PROBLEM TO SOLVE
Copy every line of the data that contains the string "orders".

EXTRACTED INFORMATION
####################

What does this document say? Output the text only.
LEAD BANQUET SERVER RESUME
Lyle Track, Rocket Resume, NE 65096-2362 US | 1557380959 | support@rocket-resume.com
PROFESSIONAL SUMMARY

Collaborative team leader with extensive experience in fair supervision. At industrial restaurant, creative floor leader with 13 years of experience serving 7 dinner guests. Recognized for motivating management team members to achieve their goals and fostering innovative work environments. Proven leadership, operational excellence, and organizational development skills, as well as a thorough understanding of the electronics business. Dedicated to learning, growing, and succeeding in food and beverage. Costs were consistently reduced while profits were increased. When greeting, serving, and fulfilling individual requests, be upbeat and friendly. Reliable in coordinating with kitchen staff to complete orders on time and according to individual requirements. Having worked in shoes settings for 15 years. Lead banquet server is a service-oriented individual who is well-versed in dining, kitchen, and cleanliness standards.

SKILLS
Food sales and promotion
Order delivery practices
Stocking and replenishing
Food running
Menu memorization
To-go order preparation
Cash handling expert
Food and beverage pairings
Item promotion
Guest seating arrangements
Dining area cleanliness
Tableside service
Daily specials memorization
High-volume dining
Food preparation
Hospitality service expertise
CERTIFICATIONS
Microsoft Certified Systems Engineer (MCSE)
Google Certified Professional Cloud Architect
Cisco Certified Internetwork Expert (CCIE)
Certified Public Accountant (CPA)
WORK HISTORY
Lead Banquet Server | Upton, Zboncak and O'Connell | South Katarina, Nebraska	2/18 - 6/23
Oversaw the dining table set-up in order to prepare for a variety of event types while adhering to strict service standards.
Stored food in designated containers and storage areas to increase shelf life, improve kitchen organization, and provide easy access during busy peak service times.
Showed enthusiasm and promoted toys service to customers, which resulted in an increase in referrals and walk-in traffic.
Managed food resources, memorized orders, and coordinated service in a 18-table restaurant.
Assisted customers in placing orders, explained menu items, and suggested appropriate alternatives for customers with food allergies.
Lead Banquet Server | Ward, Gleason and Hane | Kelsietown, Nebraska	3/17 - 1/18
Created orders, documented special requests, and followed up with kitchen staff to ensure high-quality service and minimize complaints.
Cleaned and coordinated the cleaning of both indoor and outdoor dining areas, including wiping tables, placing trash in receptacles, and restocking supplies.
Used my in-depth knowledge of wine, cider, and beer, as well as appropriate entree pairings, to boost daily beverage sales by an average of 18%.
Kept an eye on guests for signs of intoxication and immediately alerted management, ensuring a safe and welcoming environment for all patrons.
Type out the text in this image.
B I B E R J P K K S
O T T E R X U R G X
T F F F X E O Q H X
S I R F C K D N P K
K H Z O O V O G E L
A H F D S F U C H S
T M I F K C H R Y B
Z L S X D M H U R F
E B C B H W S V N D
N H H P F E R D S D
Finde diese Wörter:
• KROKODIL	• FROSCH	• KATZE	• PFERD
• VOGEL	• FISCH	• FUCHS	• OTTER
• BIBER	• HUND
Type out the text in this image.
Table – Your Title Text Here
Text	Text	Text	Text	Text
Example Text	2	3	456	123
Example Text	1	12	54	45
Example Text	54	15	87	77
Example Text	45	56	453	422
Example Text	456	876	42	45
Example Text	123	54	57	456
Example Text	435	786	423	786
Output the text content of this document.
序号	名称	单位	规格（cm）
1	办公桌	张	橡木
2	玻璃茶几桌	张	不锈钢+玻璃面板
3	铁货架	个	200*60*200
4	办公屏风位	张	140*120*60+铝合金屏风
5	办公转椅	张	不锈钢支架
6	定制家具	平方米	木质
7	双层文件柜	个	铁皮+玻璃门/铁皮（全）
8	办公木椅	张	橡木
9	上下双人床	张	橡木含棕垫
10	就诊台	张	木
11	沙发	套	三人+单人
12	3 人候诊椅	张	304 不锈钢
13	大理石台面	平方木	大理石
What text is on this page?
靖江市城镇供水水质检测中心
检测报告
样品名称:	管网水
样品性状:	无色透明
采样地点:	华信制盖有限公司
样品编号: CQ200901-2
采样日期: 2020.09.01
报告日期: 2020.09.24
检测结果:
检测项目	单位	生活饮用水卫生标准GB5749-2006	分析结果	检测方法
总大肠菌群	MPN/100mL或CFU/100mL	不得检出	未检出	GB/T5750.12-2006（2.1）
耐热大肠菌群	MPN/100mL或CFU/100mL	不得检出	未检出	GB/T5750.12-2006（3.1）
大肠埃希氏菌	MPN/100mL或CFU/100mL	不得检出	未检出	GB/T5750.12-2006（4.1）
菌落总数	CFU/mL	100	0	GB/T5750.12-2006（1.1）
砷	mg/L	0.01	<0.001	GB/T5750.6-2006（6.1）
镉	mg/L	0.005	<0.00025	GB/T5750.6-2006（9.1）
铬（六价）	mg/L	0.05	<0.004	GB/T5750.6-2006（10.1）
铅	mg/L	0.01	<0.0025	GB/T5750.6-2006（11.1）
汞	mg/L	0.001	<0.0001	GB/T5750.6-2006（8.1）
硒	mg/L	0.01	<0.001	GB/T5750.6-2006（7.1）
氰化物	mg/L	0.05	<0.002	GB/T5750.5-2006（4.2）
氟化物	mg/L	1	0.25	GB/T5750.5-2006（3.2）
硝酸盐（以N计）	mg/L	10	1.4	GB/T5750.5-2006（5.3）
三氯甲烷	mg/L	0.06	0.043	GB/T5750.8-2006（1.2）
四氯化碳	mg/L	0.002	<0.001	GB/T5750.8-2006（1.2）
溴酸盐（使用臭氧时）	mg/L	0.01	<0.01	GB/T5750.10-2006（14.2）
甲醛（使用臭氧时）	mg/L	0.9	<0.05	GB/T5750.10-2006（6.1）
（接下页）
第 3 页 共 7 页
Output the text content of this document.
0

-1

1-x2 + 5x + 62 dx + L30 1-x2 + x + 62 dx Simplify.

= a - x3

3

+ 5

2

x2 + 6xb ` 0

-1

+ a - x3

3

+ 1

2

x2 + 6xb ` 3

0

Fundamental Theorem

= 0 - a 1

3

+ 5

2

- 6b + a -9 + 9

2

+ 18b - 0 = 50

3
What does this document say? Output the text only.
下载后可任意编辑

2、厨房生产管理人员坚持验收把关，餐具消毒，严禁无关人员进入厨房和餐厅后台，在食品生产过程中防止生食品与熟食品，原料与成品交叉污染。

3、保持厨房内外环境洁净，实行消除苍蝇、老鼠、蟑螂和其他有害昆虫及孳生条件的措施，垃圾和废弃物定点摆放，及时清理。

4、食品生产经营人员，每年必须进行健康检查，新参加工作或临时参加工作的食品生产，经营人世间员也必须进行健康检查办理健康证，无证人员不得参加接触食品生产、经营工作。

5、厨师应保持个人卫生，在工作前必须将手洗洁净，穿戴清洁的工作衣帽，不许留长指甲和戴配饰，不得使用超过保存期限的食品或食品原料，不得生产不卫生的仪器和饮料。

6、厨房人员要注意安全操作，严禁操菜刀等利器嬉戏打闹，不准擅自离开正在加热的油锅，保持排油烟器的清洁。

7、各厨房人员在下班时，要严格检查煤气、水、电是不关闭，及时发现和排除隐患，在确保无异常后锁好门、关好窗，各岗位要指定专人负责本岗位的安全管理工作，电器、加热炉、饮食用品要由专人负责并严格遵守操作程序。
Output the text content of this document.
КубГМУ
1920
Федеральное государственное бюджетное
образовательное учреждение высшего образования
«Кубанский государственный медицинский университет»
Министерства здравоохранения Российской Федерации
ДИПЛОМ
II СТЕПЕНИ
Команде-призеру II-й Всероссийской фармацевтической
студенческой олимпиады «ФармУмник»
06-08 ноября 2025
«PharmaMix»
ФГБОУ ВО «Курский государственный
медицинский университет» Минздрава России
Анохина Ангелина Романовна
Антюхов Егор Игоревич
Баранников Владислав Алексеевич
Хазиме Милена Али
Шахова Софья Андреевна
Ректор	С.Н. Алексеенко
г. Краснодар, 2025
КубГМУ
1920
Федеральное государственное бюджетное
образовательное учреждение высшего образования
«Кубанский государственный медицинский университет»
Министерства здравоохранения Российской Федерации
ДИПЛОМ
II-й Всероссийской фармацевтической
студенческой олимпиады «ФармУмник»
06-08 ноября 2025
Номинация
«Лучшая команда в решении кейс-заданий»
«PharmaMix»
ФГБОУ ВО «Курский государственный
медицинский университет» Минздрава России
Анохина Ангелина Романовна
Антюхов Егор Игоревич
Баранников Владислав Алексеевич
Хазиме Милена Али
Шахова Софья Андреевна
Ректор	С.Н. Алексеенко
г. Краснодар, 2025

####################

THE RESULT
Collaborative team leader with extensive experience in fair supervision. At industrial restaurant, creative floor leader with 13 years of experience serving 7 dinner guests. Recognized for motivating management team members to achieve their goals and fostering innovative work environments. Proven leadership, operational excellence, and organizational development skills, as well as a thorough understanding of the electronics business. Dedicated to learning, growing, and succeeding in food and beverage. Costs were consistently reduced while profits were increased. When greeting, serving, and fulfilling individual requests, be upbeat and friendly. Reliable in coordinating with kitchen staff to complete orders on time and according to individual requirements. Having worked in shoes settings for 15 years. Lead banquet server is a service-oriented individual who is well-versed in dining, kitchen, and cleanliness standards.
Managed food resources, memorized orders, and coordinated service in a 18-table restaurant.
Assisted customers in placing orders, explained menu items, and suggested appropriate alternatives for customers with food allergies.
Created orders, documented special requests, and followed up with kitchen staff to ensure high-quality service and minimize complaints.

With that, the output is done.